• [SET TASK] Every record here needs to be written out again exactly.

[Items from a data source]
** Start **
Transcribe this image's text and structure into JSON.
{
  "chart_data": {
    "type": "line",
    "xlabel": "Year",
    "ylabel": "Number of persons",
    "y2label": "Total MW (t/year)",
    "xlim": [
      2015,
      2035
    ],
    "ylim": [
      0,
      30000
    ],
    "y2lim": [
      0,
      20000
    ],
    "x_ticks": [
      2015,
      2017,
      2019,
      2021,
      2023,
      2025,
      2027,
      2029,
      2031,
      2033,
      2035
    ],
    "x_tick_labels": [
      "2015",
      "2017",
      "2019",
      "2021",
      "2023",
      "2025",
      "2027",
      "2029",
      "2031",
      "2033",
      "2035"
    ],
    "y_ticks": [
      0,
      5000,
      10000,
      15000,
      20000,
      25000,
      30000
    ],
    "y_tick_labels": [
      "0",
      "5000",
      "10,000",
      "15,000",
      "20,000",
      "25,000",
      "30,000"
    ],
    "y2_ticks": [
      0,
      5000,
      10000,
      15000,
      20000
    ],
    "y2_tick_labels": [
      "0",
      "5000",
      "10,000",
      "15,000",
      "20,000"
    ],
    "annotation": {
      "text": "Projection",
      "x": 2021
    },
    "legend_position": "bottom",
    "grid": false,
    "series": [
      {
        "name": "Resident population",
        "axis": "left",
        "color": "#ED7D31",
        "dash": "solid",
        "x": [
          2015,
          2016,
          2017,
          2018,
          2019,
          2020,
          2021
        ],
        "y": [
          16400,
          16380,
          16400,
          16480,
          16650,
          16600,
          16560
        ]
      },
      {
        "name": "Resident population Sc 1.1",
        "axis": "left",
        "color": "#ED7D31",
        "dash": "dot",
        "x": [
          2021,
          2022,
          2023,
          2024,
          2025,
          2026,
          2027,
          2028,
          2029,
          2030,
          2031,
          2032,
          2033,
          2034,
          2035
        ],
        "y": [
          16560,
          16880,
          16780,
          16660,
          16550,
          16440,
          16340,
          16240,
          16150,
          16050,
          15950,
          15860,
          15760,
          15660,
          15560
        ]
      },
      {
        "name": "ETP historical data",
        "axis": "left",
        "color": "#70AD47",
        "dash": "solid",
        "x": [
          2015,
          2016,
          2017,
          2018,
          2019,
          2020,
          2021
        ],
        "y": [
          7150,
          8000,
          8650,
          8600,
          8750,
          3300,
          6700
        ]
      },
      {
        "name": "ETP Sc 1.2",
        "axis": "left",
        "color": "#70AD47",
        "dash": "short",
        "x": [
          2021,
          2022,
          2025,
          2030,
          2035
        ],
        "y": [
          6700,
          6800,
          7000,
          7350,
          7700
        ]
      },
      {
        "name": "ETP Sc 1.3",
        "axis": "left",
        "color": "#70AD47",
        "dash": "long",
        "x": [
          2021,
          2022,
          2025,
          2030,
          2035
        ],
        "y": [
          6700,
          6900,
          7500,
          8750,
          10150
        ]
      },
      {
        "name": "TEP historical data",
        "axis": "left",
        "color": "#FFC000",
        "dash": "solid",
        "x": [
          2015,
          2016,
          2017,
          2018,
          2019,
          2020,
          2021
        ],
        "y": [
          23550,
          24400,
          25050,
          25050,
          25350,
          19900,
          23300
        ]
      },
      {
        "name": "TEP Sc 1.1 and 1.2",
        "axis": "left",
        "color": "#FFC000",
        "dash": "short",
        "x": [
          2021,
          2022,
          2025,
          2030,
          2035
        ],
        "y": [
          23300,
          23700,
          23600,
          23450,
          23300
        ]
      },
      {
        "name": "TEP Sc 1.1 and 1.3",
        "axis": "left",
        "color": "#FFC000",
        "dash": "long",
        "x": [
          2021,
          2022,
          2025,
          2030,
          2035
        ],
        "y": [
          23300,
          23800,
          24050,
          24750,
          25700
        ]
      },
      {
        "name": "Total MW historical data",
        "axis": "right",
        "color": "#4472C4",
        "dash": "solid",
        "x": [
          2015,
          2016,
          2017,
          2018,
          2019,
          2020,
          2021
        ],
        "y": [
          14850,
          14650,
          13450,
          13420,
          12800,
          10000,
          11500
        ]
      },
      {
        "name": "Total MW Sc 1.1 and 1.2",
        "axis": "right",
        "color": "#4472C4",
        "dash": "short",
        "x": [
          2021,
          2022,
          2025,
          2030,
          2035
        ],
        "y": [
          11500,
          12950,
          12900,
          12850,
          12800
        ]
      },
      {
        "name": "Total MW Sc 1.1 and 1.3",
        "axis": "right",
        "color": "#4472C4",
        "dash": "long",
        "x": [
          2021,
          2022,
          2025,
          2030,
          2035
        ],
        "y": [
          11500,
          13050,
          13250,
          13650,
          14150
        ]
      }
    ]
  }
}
** End **
• [FINISHED TASK]
Transcribe this image's text and structure into JSON.
{
  "chart_data": {
    "type": "line",
    "xlabel": "Year",
    "ylabel": "Number of persons",
    "y2label": "Total MW (t/year)",
    "xlim": [
      2015,
      2035
    ],
    "ylim": [
      0,
      30000
    ],
    "y2lim": [
      0,
      20000
    ],
    "x_ticks": [
      2015,
      2017,
      2019,
      2021,
      2023,
      2025,
      2027,
      2029,
      2031,
      2033,
      2035
    ],
    "x_tick_labels": [
      "2015",
      "2017",
      "2019",
      "2021",
      "2023",
      "2025",
      "2027",
      "2029",
      "2031",
      "2033",
      "2035"
    ],
    "y_ticks": [
      0,
      5000,
      10000,
      15000,
      20000,
      25000,
      30000
    ],
    "y_tick_labels": [
      "0",
      "5000",
      "10,000",
      "15,000",
      "20,000",
      "25,000",
      "30,000"
    ],
    "y2_ticks": [
      0,
      5000,
      10000,
      15000,
      20000
    ],
    "y2_tick_labels": [
      "0",
      "5000",
      "10,000",
      "15,000",
      "20,000"
    ],
    "annotation": {
      "text": "Projection",
      "x": 2021
    },
    "legend_position": "bottom",
    "grid": false,
    "series": [
      {
        "name": "Resident population",
        "axis": "left",
        "color": "#ED7D31",
        "dash": "solid",
        "x": [
          2015,
          2016,
          2017,
          2018,
          2019,
          2020,
          2021
        ],
        "y": [
          16400,
          16380,
          16400,
          16480,
          16650,
          16600,
          16560
        ]
      },
      {
        "name": "Resident population Sc 1.1",
        "axis": "left",
        "color": "#ED7D31",
        "dash": "dot",
        "x": [
          2021,
          2022,
          2023,
          2024,
          2025,
          2026,
          2027,
          2028,
          2029,
          2030,
          2031,
          2032,
          2033,
          2034,
          2035
        ],
        "y": [
          16560,
          16880,
          16780,
          16660,
          16550,
          16440,
          16340,
          16240,
          16150,
          16050,
          15950,
          15860,
          15760,
          15660,
          15560
        ]
      },
      {
        "name": "ETP historical data",
        "axis": "left",
        "color": "#70AD47",
        "dash": "solid",
        "x": [
          2015,
          2016,
          2017,
          2018,
          2019,
          2020,
          2021
        ],
        "y": [
          7150,
          8000,
          8650,
          8600,
          8750,
          3300,
          6700
        ]
      },
      {
        "name": "ETP Sc 1.2",
        "axis": "left",
        "color": "#70AD47",
        "dash": "short",
        "x": [
          2021,
          2022,
          2025,
          2030,
          2035
        ],
        "y": [
          6700,
          6800,
          7000,
          7350,
          7700
        ]
      },
      {
        "name": "ETP Sc 1.3",
        "axis": "left",
        "color": "#70AD47",
        "dash": "long",
        "x": [
          2021,
          2022,
          2025,
          2030,
          2035
        ],
        "y": [
          6700,
          6900,
          7500,
          8750,
          10150
        ]
      },
      {
        "name": "TEP historical data",
        "axis": "left",
        "color": "#FFC000",
        "dash": "solid",
        "x": [
          2015,
          2016,
          2017,
          2018,
          2019,
          2020,
          2021
        ],
        "y": [
          23550,
          24400,
          25050,
          25050,
          25350,
          19900,
          23300
        ]
      },
      {
        "name": "TEP Sc 1.1 and 1.2",
        "axis": "left",
        "color": "#FFC000",
        "dash": "short",
        "x": [
          2021,
          2022,
          2025,
          2030,
          2035
        ],
        "y": [
          23300,
          23700,
          23600,
          23450,
          23300
        ]
      },
      {
        "name": "TEP Sc 1.1 and 1.3",
        "axis": "left",
        "color": "#FFC000",
        "dash": "long",
        "x": [
          2021,
          2022,
          2025,
          2030,
          2035
        ],
        "y": [
          23300,
          23800,
          24050,
          24750,
          25700
        ]
      },
      {
        "name": "Total MW historical data",
        "axis": "right",
        "color": "#4472C4",
        "dash": "solid",
        "x": [
          2015,
          2016,
          2017,
          2018,
          2019,
          2020,
          2021
        ],
        "y": [
          14850,
          14650,
          13450,
          13420,
          12800,
          10000,
          11500
        ]
      },
      {
        "name": "Total MW Sc 1.1 and 1.2",
        "axis": "right",
        "color": "#4472C4",
        "dash": "short",
        "x": [
          2021,
          2022,
          2025,
          2030,
          2035
        ],
        "y": [
          11500,
          12950,
          12900,
          12850,
          12800
        ]
      },
      {
        "name": "Total MW Sc 1.1 and 1.3",
        "axis": "right",
        "color": "#4472C4",
        "dash": "long",
        "x": [
          2021,
          2022,
          2025,
          2030,
          2035
        ],
        "y": [
          11500,
          13050,
          13250,
          13650,
          14150
        ]
      }
    ]
  }
}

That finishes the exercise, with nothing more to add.